====== Provided records

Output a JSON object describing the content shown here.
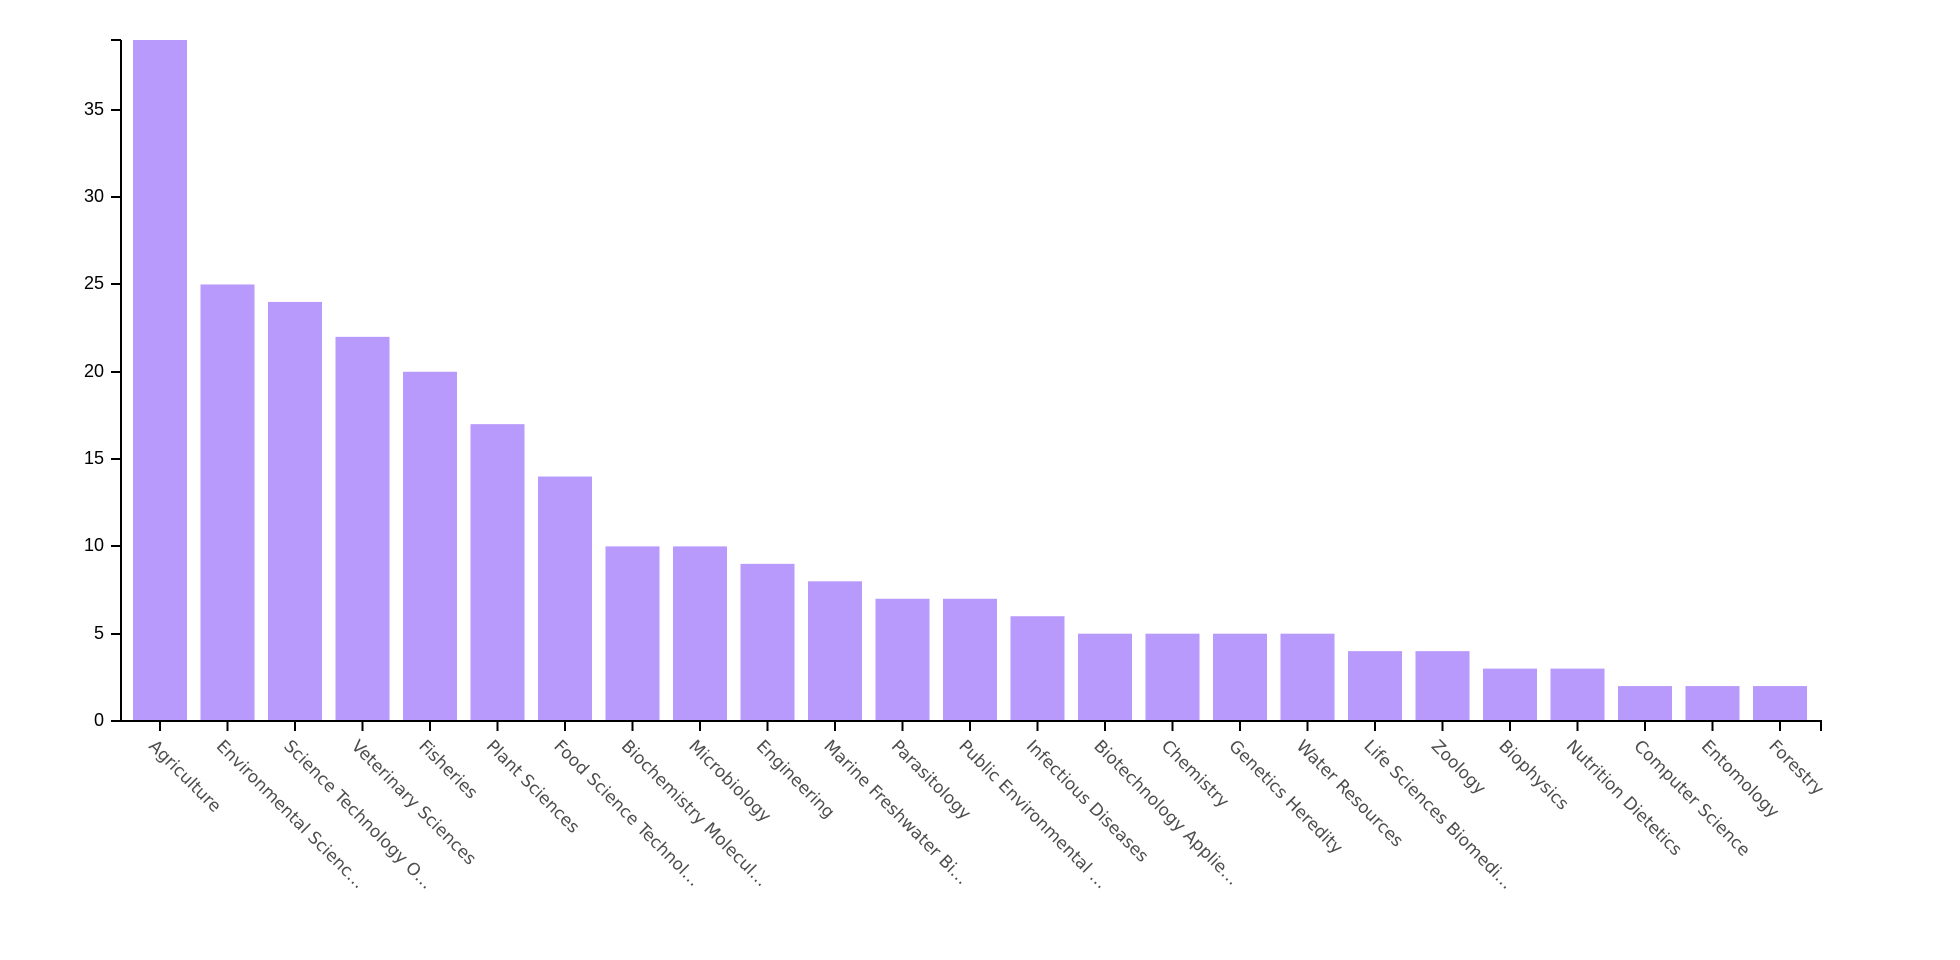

============
====== Provided records

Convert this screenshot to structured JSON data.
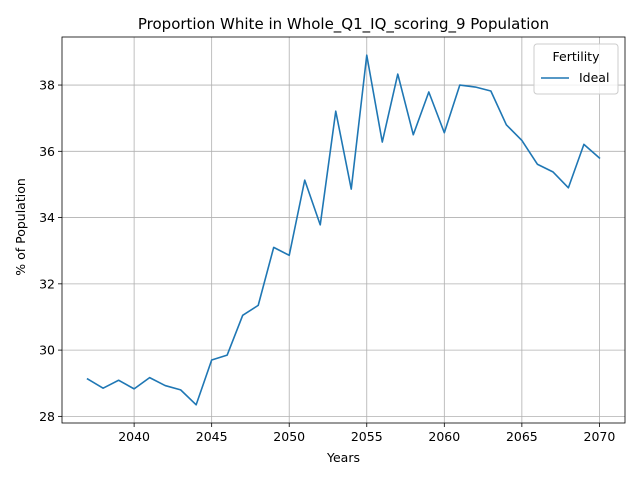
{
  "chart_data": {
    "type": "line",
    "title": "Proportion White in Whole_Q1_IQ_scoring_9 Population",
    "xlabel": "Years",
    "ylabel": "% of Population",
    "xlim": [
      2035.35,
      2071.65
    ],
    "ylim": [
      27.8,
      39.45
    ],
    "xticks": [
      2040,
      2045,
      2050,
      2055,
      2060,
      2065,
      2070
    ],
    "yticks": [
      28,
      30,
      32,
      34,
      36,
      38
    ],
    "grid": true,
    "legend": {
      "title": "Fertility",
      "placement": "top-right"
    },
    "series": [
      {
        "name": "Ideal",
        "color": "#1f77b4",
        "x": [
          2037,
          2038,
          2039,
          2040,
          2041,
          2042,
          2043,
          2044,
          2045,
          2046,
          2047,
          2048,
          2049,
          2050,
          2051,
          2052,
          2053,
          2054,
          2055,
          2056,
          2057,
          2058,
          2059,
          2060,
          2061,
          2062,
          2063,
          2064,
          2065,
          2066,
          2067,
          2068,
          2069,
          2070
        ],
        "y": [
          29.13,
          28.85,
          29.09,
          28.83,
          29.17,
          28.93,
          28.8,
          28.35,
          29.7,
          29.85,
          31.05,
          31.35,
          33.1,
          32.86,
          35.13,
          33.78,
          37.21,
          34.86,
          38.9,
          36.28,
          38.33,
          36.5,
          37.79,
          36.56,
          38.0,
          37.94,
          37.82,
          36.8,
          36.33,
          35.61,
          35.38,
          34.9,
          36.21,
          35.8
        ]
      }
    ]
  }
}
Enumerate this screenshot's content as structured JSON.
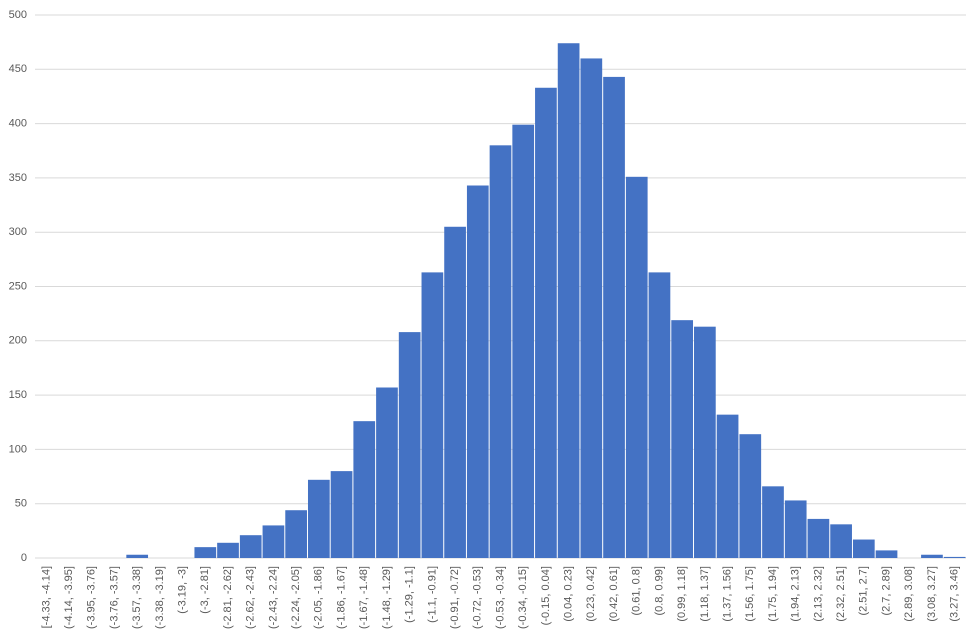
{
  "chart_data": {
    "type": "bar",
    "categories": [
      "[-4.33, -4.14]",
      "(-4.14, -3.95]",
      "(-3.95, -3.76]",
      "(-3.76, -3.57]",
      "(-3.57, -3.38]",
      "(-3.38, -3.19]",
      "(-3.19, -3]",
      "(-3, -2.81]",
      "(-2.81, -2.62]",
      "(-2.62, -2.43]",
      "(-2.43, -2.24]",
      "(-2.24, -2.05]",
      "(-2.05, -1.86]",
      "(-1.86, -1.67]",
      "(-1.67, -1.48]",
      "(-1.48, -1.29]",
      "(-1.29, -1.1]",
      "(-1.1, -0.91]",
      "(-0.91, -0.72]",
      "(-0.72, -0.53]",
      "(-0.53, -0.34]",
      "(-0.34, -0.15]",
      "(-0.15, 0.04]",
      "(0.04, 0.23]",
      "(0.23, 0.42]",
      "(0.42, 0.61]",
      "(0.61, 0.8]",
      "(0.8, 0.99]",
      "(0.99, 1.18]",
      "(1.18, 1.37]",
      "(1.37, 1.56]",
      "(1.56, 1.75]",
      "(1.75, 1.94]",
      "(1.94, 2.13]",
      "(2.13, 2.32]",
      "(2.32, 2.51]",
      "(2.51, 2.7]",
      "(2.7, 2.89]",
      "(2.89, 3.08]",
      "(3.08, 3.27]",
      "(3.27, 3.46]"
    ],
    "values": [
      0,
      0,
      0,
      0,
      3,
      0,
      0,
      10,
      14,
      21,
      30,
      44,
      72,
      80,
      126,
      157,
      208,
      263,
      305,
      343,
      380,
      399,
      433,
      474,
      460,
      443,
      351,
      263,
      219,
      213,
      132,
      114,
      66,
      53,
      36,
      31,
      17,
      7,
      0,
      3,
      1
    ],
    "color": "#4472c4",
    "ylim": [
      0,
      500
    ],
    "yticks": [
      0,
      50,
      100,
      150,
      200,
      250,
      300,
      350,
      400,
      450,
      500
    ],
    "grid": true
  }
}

============
====== Provided records

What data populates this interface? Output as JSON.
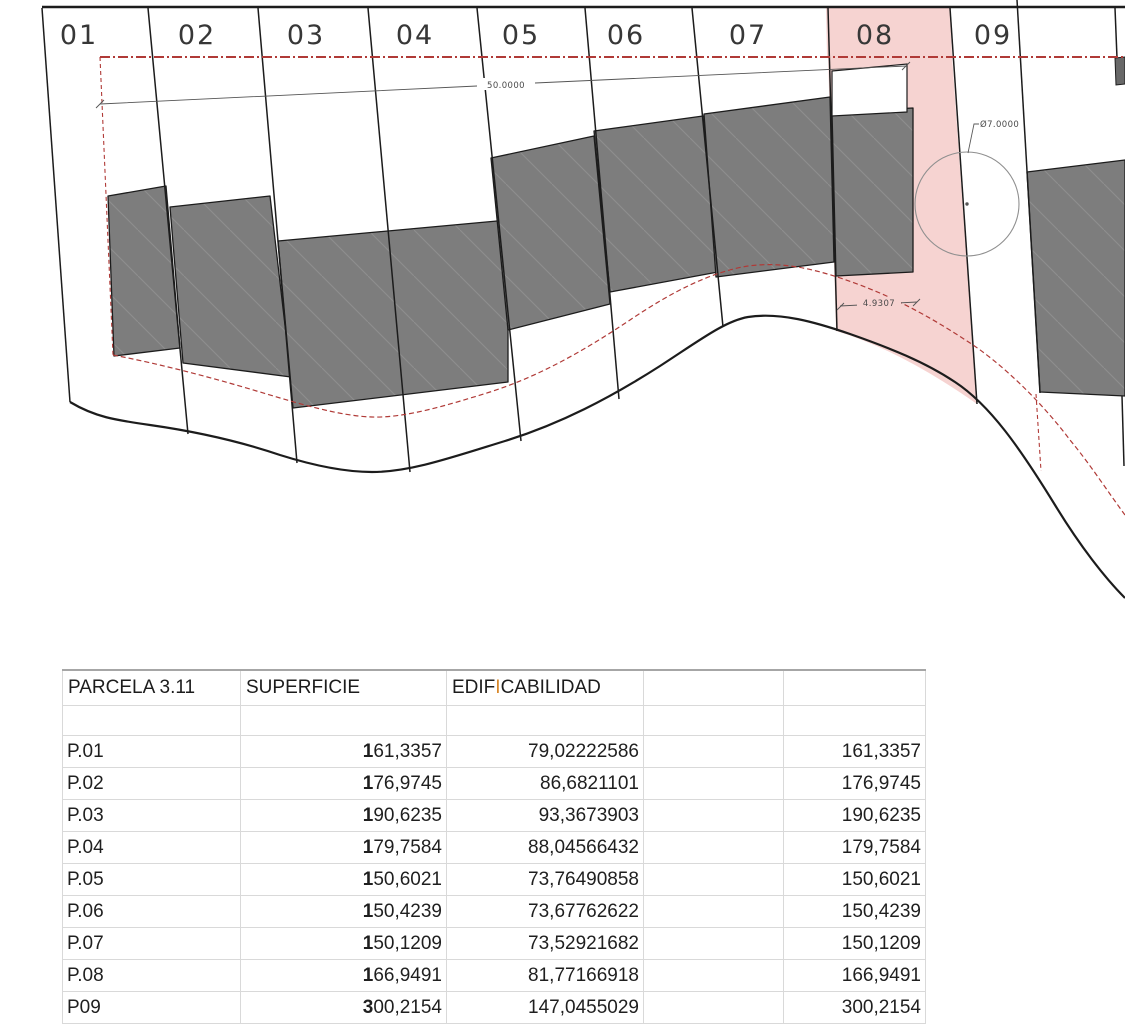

============

■ Task instructions
Search the listing above for the string "Output". Copy every line that contains it.

■ Exercise solution
Output a JSON object describing the content shown here.
What data populates this interface? Output as JSON.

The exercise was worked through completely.